Region boundary data:

start

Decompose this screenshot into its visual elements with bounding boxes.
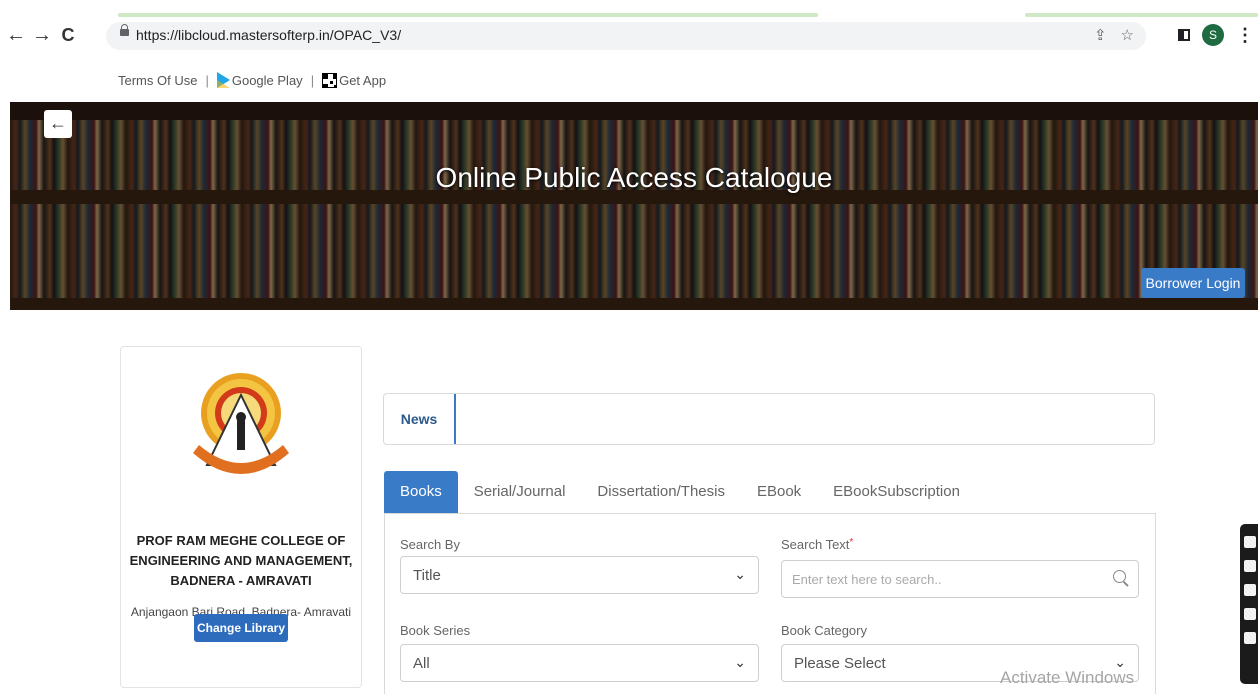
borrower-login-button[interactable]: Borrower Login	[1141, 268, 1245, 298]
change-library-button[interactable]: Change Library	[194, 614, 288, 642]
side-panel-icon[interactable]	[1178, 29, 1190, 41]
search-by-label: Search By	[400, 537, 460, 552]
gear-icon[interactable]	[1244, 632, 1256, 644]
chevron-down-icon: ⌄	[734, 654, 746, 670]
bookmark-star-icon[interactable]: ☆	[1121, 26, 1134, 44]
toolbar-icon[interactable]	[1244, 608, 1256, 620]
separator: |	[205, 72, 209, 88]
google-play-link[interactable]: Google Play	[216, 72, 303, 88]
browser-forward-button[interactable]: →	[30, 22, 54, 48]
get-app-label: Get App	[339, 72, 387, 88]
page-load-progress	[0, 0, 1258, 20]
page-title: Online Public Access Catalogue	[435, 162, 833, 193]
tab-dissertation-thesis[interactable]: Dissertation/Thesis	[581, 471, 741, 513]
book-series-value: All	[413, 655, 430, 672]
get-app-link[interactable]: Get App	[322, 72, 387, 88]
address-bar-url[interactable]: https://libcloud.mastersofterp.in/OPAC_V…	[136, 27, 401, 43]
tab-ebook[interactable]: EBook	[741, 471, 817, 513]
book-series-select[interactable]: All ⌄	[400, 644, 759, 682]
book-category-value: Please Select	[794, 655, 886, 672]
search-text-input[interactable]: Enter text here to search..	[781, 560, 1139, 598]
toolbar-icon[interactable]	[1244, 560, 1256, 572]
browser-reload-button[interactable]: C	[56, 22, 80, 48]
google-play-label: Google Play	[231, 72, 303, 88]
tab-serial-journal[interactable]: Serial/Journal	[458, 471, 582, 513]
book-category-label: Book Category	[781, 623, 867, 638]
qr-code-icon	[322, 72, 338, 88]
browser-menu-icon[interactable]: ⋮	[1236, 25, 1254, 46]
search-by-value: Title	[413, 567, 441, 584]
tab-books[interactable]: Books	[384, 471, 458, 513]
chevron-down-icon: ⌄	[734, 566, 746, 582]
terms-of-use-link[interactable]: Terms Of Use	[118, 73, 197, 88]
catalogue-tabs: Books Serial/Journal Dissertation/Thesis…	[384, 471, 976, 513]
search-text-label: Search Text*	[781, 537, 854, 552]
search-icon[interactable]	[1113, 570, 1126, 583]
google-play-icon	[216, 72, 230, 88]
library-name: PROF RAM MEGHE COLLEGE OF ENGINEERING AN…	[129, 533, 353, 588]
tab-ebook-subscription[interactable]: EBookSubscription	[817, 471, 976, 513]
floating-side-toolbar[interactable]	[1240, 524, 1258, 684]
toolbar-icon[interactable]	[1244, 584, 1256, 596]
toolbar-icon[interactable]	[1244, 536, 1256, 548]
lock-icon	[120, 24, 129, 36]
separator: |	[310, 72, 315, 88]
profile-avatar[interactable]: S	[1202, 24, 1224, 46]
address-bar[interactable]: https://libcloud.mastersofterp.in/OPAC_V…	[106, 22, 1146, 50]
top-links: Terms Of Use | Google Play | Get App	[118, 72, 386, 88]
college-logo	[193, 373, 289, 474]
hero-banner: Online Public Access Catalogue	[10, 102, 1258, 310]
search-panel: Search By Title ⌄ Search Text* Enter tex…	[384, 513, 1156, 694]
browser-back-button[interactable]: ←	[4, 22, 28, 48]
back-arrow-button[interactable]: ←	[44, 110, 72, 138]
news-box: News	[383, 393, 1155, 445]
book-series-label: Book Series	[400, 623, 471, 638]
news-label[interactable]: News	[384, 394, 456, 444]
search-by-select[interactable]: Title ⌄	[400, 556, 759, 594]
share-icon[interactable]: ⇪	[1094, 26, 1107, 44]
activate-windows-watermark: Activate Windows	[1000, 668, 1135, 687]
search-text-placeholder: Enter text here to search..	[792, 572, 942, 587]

end
start

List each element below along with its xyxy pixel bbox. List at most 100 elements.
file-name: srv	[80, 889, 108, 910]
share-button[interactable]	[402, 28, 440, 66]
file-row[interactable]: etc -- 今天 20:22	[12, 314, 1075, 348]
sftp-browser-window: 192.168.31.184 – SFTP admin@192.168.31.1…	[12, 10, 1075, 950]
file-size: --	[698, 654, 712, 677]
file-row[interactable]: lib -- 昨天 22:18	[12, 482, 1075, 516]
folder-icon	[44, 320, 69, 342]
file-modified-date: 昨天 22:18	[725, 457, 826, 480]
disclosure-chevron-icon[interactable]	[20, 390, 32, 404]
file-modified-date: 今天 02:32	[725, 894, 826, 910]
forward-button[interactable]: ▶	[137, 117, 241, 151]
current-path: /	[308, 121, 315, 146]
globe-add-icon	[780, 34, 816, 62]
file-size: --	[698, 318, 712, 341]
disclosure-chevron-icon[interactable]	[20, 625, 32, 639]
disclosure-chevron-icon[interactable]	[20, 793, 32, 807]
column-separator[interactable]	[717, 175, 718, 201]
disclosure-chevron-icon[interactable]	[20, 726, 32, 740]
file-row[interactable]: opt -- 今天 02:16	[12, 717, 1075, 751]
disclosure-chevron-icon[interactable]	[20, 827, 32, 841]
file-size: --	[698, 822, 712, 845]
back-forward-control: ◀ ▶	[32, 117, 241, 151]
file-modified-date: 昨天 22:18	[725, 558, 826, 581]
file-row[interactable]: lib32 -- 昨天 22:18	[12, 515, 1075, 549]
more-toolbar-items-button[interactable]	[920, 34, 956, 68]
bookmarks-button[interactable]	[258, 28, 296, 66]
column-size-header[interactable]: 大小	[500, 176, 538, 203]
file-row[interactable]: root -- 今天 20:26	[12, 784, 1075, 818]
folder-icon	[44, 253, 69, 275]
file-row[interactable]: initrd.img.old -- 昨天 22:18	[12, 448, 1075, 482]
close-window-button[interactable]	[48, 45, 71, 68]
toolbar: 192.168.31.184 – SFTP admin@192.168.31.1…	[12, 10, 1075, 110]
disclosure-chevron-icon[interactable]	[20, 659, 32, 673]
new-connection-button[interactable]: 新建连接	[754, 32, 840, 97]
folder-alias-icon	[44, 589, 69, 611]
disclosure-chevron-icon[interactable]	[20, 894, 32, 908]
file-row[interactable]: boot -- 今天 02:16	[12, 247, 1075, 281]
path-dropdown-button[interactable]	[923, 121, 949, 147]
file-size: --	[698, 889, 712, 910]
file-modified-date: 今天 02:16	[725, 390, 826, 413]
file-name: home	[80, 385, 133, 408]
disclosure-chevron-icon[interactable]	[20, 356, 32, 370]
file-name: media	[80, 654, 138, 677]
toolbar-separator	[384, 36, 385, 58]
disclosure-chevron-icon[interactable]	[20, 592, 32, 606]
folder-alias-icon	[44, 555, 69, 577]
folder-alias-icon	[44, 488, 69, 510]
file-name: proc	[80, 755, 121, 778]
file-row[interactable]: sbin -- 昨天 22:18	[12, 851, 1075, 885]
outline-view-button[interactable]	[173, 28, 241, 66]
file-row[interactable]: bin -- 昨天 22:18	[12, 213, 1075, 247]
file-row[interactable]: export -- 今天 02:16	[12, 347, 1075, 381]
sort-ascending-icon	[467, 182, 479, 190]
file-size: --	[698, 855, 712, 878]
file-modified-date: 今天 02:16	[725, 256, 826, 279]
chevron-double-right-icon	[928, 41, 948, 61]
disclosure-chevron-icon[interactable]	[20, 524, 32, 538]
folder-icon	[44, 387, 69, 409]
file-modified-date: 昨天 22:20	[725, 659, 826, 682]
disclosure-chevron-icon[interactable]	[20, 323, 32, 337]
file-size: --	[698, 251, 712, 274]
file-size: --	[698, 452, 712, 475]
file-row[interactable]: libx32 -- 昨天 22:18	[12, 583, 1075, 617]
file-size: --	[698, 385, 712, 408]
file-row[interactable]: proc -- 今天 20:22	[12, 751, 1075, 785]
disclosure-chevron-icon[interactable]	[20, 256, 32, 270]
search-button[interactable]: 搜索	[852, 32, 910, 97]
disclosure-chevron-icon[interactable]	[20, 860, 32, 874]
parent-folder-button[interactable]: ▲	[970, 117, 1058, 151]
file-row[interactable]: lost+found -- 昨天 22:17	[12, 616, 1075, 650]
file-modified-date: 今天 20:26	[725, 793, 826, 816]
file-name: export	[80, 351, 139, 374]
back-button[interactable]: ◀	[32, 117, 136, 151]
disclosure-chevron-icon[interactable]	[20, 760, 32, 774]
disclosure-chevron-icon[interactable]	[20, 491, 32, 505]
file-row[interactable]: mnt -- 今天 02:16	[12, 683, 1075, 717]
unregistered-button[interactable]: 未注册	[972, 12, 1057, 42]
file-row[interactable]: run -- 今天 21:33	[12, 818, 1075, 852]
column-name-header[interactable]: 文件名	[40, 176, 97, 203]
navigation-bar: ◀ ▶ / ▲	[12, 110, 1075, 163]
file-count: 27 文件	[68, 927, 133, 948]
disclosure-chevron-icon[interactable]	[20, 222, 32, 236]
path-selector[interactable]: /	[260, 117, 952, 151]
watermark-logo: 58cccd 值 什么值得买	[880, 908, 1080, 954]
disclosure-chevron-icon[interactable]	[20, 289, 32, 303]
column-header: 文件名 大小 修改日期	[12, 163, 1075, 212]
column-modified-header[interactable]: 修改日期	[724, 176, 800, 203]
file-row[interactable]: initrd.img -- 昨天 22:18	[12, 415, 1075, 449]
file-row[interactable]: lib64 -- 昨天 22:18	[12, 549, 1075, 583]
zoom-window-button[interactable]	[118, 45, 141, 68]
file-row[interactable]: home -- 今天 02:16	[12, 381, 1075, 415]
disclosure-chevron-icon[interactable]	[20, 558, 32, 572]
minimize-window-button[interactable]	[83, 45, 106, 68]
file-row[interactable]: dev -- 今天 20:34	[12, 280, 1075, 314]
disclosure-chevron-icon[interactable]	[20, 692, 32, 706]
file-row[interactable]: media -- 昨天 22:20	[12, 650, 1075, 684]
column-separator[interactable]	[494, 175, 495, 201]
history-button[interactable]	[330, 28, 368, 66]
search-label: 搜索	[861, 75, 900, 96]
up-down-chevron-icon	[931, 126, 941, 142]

end
start

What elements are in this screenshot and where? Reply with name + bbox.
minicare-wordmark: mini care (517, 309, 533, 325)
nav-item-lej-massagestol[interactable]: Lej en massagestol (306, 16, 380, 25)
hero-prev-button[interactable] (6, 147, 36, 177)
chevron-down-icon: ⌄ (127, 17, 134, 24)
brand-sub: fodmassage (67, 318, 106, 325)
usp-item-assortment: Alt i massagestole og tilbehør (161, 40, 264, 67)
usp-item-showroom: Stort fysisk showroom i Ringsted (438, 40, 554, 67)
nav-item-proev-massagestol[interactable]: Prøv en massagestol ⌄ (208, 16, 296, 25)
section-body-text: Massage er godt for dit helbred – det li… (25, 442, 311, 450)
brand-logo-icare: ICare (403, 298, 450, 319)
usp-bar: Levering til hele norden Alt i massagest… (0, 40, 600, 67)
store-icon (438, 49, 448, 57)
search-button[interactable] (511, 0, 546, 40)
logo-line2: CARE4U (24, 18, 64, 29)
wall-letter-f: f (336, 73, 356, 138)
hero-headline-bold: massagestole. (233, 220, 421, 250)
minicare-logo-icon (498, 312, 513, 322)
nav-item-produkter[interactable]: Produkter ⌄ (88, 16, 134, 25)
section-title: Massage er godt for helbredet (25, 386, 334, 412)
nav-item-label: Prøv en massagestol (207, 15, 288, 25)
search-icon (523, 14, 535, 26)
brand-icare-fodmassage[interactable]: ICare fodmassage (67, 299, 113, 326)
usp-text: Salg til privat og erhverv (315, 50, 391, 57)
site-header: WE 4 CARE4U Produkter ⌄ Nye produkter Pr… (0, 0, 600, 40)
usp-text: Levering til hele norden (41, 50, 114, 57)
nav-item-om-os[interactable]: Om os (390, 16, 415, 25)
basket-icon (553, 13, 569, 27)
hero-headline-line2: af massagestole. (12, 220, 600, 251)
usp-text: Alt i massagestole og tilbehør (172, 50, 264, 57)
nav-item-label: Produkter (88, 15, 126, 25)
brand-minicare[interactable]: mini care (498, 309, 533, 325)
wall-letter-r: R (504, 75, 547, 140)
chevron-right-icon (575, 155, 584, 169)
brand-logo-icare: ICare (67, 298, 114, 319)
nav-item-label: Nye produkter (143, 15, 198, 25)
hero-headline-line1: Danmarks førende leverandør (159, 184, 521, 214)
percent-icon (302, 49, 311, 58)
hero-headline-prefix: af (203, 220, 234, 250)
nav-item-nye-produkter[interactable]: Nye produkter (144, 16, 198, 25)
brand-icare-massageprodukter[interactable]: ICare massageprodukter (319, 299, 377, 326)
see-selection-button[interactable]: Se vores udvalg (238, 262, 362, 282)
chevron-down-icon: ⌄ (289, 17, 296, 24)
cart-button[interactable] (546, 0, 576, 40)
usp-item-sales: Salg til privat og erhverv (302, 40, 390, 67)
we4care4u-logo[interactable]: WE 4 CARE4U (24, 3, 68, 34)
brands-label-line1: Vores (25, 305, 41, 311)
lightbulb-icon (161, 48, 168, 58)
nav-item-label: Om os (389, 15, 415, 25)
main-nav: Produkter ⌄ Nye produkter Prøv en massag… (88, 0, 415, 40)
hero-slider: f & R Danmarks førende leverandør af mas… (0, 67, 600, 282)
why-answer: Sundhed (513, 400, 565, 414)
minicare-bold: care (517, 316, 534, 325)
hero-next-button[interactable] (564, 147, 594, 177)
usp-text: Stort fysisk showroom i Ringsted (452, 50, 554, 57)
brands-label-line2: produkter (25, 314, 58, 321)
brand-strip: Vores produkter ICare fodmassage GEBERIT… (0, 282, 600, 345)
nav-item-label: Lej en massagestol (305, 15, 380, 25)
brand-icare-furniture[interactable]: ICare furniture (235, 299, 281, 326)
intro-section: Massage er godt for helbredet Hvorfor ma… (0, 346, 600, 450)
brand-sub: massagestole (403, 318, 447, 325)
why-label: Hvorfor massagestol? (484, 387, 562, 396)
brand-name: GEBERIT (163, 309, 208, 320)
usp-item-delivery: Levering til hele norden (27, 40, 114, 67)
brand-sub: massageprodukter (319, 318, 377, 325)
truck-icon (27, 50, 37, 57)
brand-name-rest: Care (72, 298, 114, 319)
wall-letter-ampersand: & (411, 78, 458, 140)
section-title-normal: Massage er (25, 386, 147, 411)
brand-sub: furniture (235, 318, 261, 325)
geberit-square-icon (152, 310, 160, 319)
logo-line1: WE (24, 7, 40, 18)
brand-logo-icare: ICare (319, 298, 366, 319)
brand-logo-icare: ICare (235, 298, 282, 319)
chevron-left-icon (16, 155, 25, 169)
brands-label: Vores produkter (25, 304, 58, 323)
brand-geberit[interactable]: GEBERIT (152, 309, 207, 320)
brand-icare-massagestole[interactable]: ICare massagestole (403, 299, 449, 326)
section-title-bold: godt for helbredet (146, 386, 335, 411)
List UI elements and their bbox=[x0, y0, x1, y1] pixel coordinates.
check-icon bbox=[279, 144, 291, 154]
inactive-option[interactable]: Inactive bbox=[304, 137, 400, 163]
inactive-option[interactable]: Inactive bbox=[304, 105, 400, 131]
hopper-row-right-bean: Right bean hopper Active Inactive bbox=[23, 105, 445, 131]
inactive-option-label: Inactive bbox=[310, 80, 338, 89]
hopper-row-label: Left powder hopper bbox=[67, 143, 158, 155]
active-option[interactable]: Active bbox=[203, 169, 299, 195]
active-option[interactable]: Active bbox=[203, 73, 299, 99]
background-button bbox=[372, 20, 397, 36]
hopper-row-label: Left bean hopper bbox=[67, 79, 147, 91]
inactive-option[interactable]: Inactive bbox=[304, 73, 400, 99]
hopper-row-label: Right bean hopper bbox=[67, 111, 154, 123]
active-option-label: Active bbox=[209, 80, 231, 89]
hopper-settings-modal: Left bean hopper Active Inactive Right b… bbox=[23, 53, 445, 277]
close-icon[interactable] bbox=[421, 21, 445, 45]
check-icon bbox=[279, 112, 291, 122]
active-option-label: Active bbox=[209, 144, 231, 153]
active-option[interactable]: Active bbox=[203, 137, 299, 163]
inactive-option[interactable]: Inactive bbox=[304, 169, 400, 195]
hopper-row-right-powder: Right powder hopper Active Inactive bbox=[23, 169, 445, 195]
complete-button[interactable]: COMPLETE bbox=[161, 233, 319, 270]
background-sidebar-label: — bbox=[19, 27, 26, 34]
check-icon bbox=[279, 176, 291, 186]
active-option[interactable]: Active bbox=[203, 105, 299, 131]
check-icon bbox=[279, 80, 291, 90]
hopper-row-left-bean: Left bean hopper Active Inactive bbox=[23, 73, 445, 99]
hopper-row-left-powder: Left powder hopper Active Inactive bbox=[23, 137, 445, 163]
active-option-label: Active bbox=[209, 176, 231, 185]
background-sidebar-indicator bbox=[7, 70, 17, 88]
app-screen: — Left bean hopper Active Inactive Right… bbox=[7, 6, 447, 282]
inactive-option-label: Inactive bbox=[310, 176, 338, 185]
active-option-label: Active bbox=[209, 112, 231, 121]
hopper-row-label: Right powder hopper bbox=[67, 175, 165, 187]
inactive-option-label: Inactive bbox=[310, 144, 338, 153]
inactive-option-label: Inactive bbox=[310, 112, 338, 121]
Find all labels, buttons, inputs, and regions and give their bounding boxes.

end

WORK TO BE COMPLETED:
Please copy word for word the lines starting with the one that contains "268, 1245, 298]" and going on through the one that contains "471, 741, 513]", including both of those lines and nothing else.

ANSWER TO THE PROBLEM:
borrower-login-button[interactable]: Borrower Login	[1141, 268, 1245, 298]
change-library-button[interactable]: Change Library	[194, 614, 288, 642]
side-panel-icon[interactable]	[1178, 29, 1190, 41]
search-by-label: Search By	[400, 537, 460, 552]
gear-icon[interactable]	[1244, 632, 1256, 644]
chevron-down-icon: ⌄	[734, 654, 746, 670]
bookmark-star-icon[interactable]: ☆	[1121, 26, 1134, 44]
toolbar-icon[interactable]	[1244, 608, 1256, 620]
separator: |	[205, 72, 209, 88]
google-play-link[interactable]: Google Play	[216, 72, 303, 88]
browser-forward-button[interactable]: →	[30, 22, 54, 48]
get-app-label: Get App	[339, 72, 387, 88]
page-load-progress	[0, 0, 1258, 20]
page-title: Online Public Access Catalogue	[435, 162, 833, 193]
tab-dissertation-thesis[interactable]: Dissertation/Thesis	[581, 471, 741, 513]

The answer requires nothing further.